> THE TASK: Every entry must be copied word for word.

> EXTRACTED MATERIAL:
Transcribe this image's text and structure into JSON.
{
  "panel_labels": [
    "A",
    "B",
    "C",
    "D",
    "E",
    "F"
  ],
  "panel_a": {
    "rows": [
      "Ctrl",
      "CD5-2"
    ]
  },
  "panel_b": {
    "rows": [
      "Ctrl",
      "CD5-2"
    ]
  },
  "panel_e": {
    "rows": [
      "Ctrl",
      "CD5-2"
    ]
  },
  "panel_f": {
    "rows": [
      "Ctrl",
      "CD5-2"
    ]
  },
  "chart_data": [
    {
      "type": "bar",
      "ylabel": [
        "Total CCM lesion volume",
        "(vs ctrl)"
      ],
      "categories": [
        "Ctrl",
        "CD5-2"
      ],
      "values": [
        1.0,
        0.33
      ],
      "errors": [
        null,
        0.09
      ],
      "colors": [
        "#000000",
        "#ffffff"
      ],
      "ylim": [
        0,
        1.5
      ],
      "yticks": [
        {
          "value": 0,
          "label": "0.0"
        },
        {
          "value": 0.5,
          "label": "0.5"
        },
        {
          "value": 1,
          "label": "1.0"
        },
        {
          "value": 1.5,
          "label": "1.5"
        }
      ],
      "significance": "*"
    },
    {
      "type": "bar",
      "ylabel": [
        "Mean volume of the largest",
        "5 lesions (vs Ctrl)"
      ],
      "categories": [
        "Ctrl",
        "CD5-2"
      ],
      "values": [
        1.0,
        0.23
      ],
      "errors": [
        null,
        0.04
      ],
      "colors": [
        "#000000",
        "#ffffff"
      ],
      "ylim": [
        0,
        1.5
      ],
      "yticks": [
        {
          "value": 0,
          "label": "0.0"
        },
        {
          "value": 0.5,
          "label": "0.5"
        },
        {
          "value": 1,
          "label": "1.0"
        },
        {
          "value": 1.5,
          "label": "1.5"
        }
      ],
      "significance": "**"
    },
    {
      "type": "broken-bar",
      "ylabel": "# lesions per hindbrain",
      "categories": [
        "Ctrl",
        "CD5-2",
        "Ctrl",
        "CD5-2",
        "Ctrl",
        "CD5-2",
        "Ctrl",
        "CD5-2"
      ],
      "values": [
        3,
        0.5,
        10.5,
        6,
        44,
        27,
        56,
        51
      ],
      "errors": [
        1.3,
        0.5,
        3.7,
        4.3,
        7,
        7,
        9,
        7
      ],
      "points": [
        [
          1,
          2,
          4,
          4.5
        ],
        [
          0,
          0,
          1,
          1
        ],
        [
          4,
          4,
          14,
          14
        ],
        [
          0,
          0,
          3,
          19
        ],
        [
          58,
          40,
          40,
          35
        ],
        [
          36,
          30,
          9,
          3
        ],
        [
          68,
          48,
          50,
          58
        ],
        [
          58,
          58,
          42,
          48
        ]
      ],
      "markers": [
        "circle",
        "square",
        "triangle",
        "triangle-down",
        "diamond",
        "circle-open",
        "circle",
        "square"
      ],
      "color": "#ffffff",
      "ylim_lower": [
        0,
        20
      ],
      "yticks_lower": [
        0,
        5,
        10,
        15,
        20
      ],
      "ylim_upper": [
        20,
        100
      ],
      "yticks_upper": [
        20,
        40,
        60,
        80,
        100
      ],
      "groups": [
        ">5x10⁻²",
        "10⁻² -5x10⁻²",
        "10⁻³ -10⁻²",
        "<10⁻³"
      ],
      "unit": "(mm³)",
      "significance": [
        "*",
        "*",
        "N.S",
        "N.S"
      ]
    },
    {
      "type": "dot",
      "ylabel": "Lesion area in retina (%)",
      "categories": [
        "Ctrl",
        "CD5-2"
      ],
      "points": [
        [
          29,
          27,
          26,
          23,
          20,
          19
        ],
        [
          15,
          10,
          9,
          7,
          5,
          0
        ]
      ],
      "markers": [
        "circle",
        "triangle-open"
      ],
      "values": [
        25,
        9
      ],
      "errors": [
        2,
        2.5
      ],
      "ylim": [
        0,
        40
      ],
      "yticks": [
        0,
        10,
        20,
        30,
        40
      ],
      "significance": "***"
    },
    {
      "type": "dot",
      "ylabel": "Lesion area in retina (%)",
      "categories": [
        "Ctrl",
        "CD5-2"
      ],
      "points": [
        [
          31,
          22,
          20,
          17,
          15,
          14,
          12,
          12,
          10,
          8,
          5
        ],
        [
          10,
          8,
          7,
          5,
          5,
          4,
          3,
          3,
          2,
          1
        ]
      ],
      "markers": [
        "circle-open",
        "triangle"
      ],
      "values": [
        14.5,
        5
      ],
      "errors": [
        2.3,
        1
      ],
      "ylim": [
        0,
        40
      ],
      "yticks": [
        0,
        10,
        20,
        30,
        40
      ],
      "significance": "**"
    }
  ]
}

> WRITTEN REPLY:
Transcribe this image's text and structure into JSON.
{
  "panel_labels": [
    "A",
    "B",
    "C",
    "D",
    "E",
    "F"
  ],
  "panel_a": {
    "rows": [
      "Ctrl",
      "CD5-2"
    ]
  },
  "panel_b": {
    "rows": [
      "Ctrl",
      "CD5-2"
    ]
  },
  "panel_e": {
    "rows": [
      "Ctrl",
      "CD5-2"
    ]
  },
  "panel_f": {
    "rows": [
      "Ctrl",
      "CD5-2"
    ]
  },
  "chart_data": [
    {
      "type": "bar",
      "ylabel": [
        "Total CCM lesion volume",
        "(vs ctrl)"
      ],
      "categories": [
        "Ctrl",
        "CD5-2"
      ],
      "values": [
        1.0,
        0.33
      ],
      "errors": [
        null,
        0.09
      ],
      "colors": [
        "#000000",
        "#ffffff"
      ],
      "ylim": [
        0,
        1.5
      ],
      "yticks": [
        {
          "value": 0,
          "label": "0.0"
        },
        {
          "value": 0.5,
          "label": "0.5"
        },
        {
          "value": 1,
          "label": "1.0"
        },
        {
          "value": 1.5,
          "label": "1.5"
        }
      ],
      "significance": "*"
    },
    {
      "type": "bar",
      "ylabel": [
        "Mean volume of the largest",
        "5 lesions (vs Ctrl)"
      ],
      "categories": [
        "Ctrl",
        "CD5-2"
      ],
      "values": [
        1.0,
        0.23
      ],
      "errors": [
        null,
        0.04
      ],
      "colors": [
        "#000000",
        "#ffffff"
      ],
      "ylim": [
        0,
        1.5
      ],
      "yticks": [
        {
          "value": 0,
          "label": "0.0"
        },
        {
          "value": 0.5,
          "label": "0.5"
        },
        {
          "value": 1,
          "label": "1.0"
        },
        {
          "value": 1.5,
          "label": "1.5"
        }
      ],
      "significance": "**"
    },
    {
      "type": "broken-bar",
      "ylabel": "# lesions per hindbrain",
      "categories": [
        "Ctrl",
        "CD5-2",
        "Ctrl",
        "CD5-2",
        "Ctrl",
        "CD5-2",
        "Ctrl",
        "CD5-2"
      ],
      "values": [
        3,
        0.5,
        10.5,
        6,
        44,
        27,
        56,
        51
      ],
      "errors": [
        1.3,
        0.5,
        3.7,
        4.3,
        7,
        7,
        9,
        7
      ],
      "points": [
        [
          1,
          2,
          4,
          4.5
        ],
        [
          0,
          0,
          1,
          1
        ],
        [
          4,
          4,
          14,
          14
        ],
        [
          0,
          0,
          3,
          19
        ],
        [
          58,
          40,
          40,
          35
        ],
        [
          36,
          30,
          9,
          3
        ],
        [
          68,
          48,
          50,
          58
        ],
        [
          58,
          58,
          42,
          48
        ]
      ],
      "markers": [
        "circle",
        "square",
        "triangle",
        "triangle-down",
        "diamond",
        "circle-open",
        "circle",
        "square"
      ],
      "color": "#ffffff",
      "ylim_lower": [
        0,
        20
      ],
      "yticks_lower": [
        0,
        5,
        10,
        15,
        20
      ],
      "ylim_upper": [
        20,
        100
      ],
      "yticks_upper": [
        20,
        40,
        60,
        80,
        100
      ],
      "groups": [
        ">5x10⁻²",
        "10⁻² -5x10⁻²",
        "10⁻³ -10⁻²",
        "<10⁻³"
      ],
      "unit": "(mm³)",
      "significance": [
        "*",
        "*",
        "N.S",
        "N.S"
      ]
    },
    {
      "type": "dot",
      "ylabel": "Lesion area in retina (%)",
      "categories": [
        "Ctrl",
        "CD5-2"
      ],
      "points": [
        [
          29,
          27,
          26,
          23,
          20,
          19
        ],
        [
          15,
          10,
          9,
          7,
          5,
          0
        ]
      ],
      "markers": [
        "circle",
        "triangle-open"
      ],
      "values": [
        25,
        9
      ],
      "errors": [
        2,
        2.5
      ],
      "ylim": [
        0,
        40
      ],
      "yticks": [
        0,
        10,
        20,
        30,
        40
      ],
      "significance": "***"
    },
    {
      "type": "dot",
      "ylabel": "Lesion area in retina (%)",
      "categories": [
        "Ctrl",
        "CD5-2"
      ],
      "points": [
        [
          31,
          22,
          20,
          17,
          15,
          14,
          12,
          12,
          10,
          8,
          5
        ],
        [
          10,
          8,
          7,
          5,
          5,
          4,
          3,
          3,
          2,
          1
        ]
      ],
      "markers": [
        "circle-open",
        "triangle"
      ],
      "values": [
        14.5,
        5
      ],
      "errors": [
        2.3,
        1
      ],
      "ylim": [
        0,
        40
      ],
      "yticks": [
        0,
        10,
        20,
        30,
        40
      ],
      "significance": "**"
    }
  ]
}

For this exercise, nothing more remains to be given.